◆ Aim:
All records must be quoted exactly. Omit the pictures.

### Supplied material ###

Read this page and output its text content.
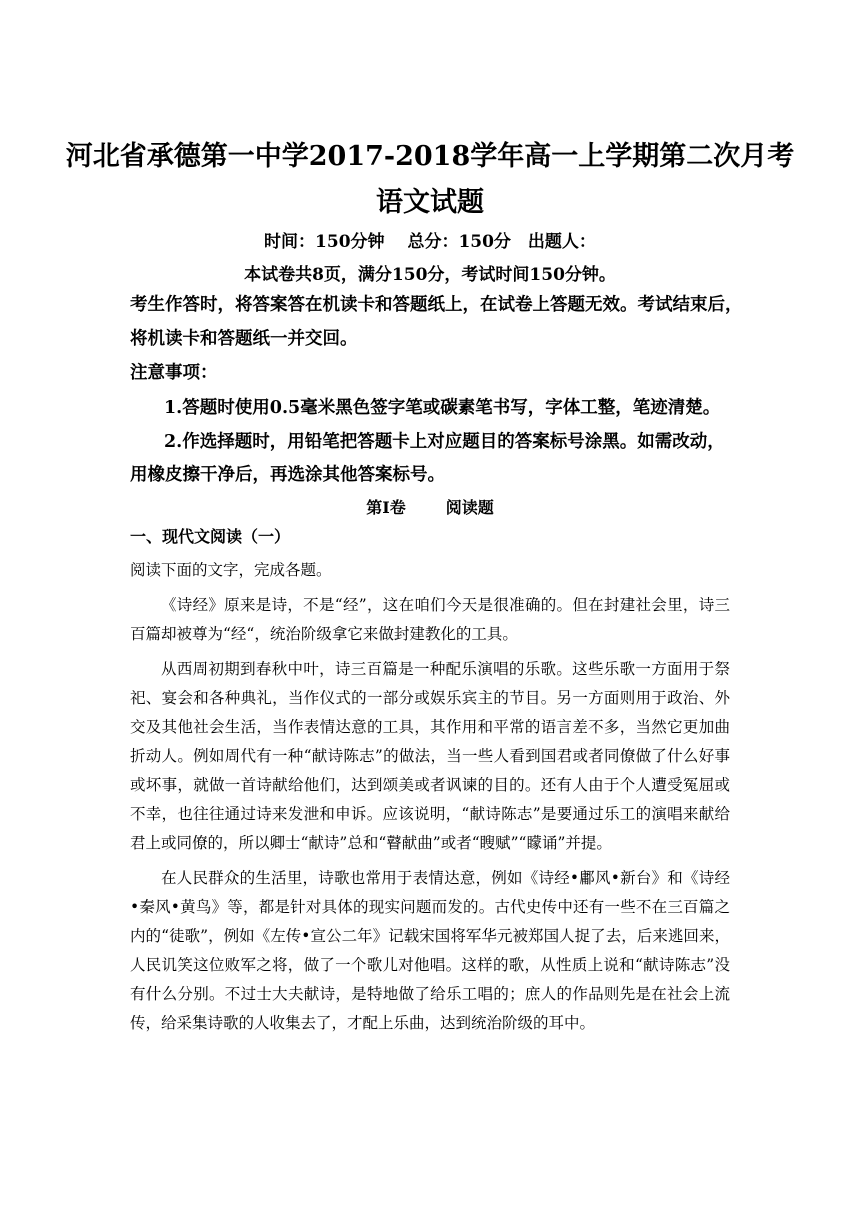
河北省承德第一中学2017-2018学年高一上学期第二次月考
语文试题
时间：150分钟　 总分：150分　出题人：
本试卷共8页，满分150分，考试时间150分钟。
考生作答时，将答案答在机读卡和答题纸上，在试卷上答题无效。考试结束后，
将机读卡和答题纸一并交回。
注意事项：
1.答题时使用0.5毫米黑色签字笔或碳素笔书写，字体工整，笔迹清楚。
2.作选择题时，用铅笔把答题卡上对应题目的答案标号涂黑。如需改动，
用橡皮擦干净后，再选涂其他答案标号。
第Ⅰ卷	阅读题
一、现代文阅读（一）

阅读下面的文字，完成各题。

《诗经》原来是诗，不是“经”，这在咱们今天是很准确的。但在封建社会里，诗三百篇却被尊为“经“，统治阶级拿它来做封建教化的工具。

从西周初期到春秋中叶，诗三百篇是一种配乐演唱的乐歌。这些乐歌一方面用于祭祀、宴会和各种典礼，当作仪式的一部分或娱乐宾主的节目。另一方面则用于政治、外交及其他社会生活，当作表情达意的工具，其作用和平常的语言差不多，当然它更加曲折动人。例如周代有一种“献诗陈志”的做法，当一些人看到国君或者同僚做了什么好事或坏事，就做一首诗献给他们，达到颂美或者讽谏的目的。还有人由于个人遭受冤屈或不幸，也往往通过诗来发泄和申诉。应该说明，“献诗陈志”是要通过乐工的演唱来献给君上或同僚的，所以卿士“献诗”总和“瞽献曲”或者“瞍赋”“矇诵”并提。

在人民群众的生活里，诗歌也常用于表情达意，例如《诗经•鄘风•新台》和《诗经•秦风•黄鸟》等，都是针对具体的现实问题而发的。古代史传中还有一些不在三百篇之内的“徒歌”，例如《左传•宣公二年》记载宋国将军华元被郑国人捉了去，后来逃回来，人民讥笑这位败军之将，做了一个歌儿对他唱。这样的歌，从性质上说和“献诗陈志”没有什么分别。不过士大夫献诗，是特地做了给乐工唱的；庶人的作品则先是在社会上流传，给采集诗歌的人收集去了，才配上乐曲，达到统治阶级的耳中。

###

◆ Task output:
Read this page and output its text content.
河北省承德第一中学2017-2018学年高一上学期第二次月考
语文试题
时间：150分钟　 总分：150分　出题人：
本试卷共8页，满分150分，考试时间150分钟。
考生作答时，将答案答在机读卡和答题纸上，在试卷上答题无效。考试结束后，
将机读卡和答题纸一并交回。
注意事项：
1.答题时使用0.5毫米黑色签字笔或碳素笔书写，字体工整，笔迹清楚。
2.作选择题时，用铅笔把答题卡上对应题目的答案标号涂黑。如需改动，
用橡皮擦干净后，再选涂其他答案标号。
第Ⅰ卷	阅读题
一、现代文阅读（一）

阅读下面的文字，完成各题。

《诗经》原来是诗，不是“经”，这在咱们今天是很准确的。但在封建社会里，诗三百篇却被尊为“经“，统治阶级拿它来做封建教化的工具。

从西周初期到春秋中叶，诗三百篇是一种配乐演唱的乐歌。这些乐歌一方面用于祭祀、宴会和各种典礼，当作仪式的一部分或娱乐宾主的节目。另一方面则用于政治、外交及其他社会生活，当作表情达意的工具，其作用和平常的语言差不多，当然它更加曲折动人。例如周代有一种“献诗陈志”的做法，当一些人看到国君或者同僚做了什么好事或坏事，就做一首诗献给他们，达到颂美或者讽谏的目的。还有人由于个人遭受冤屈或不幸，也往往通过诗来发泄和申诉。应该说明，“献诗陈志”是要通过乐工的演唱来献给君上或同僚的，所以卿士“献诗”总和“瞽献曲”或者“瞍赋”“矇诵”并提。

在人民群众的生活里，诗歌也常用于表情达意，例如《诗经•鄘风•新台》和《诗经•秦风•黄鸟》等，都是针对具体的现实问题而发的。古代史传中还有一些不在三百篇之内的“徒歌”，例如《左传•宣公二年》记载宋国将军华元被郑国人捉了去，后来逃回来，人民讥笑这位败军之将，做了一个歌儿对他唱。这样的歌，从性质上说和“献诗陈志”没有什么分别。不过士大夫献诗，是特地做了给乐工唱的；庶人的作品则先是在社会上流传，给采集诗歌的人收集去了，才配上乐曲，达到统治阶级的耳中。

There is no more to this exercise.